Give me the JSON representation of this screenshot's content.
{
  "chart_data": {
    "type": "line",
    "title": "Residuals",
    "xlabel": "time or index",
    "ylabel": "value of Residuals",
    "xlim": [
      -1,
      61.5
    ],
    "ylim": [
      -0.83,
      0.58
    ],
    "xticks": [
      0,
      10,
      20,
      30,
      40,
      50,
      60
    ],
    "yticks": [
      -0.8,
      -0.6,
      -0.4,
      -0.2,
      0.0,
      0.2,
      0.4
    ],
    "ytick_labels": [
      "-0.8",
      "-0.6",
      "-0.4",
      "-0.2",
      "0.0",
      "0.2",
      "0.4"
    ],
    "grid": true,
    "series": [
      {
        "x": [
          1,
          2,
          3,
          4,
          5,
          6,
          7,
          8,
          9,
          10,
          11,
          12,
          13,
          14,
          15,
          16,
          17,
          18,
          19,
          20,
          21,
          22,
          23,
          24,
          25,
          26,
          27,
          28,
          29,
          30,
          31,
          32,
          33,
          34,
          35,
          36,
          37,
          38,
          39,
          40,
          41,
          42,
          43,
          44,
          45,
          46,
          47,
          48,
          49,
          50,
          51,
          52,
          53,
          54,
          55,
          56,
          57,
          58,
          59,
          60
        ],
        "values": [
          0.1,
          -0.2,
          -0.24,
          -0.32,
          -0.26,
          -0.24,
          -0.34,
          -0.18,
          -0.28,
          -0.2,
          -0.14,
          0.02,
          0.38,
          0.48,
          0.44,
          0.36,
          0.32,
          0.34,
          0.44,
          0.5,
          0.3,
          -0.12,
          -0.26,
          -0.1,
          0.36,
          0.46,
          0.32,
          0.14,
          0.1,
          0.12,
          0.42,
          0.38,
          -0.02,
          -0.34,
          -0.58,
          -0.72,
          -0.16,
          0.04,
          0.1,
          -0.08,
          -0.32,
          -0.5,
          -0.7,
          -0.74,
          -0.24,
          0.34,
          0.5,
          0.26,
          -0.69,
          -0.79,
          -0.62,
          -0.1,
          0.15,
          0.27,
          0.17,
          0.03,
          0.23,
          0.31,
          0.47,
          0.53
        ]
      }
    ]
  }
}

============

Please restate the whole listing word for word.

Give me the JSON representation of this screenshot's content.
{
  "chart_data": {
    "type": "line",
    "title": "Residuals",
    "xlabel": "time or index",
    "ylabel": "value of Residuals",
    "xlim": [
      -1,
      61.5
    ],
    "ylim": [
      -0.83,
      0.58
    ],
    "xticks": [
      0,
      10,
      20,
      30,
      40,
      50,
      60
    ],
    "yticks": [
      -0.8,
      -0.6,
      -0.4,
      -0.2,
      0.0,
      0.2,
      0.4
    ],
    "ytick_labels": [
      "-0.8",
      "-0.6",
      "-0.4",
      "-0.2",
      "0.0",
      "0.2",
      "0.4"
    ],
    "grid": true,
    "series": [
      {
        "x": [
          1,
          2,
          3,
          4,
          5,
          6,
          7,
          8,
          9,
          10,
          11,
          12,
          13,
          14,
          15,
          16,
          17,
          18,
          19,
          20,
          21,
          22,
          23,
          24,
          25,
          26,
          27,
          28,
          29,
          30,
          31,
          32,
          33,
          34,
          35,
          36,
          37,
          38,
          39,
          40,
          41,
          42,
          43,
          44,
          45,
          46,
          47,
          48,
          49,
          50,
          51,
          52,
          53,
          54,
          55,
          56,
          57,
          58,
          59,
          60
        ],
        "values": [
          0.1,
          -0.2,
          -0.24,
          -0.32,
          -0.26,
          -0.24,
          -0.34,
          -0.18,
          -0.28,
          -0.2,
          -0.14,
          0.02,
          0.38,
          0.48,
          0.44,
          0.36,
          0.32,
          0.34,
          0.44,
          0.5,
          0.3,
          -0.12,
          -0.26,
          -0.1,
          0.36,
          0.46,
          0.32,
          0.14,
          0.1,
          0.12,
          0.42,
          0.38,
          -0.02,
          -0.34,
          -0.58,
          -0.72,
          -0.16,
          0.04,
          0.1,
          -0.08,
          -0.32,
          -0.5,
          -0.7,
          -0.74,
          -0.24,
          0.34,
          0.5,
          0.26,
          -0.69,
          -0.79,
          -0.62,
          -0.1,
          0.15,
          0.27,
          0.17,
          0.03,
          0.23,
          0.31,
          0.47,
          0.53
        ]
      }
    ]
  }
}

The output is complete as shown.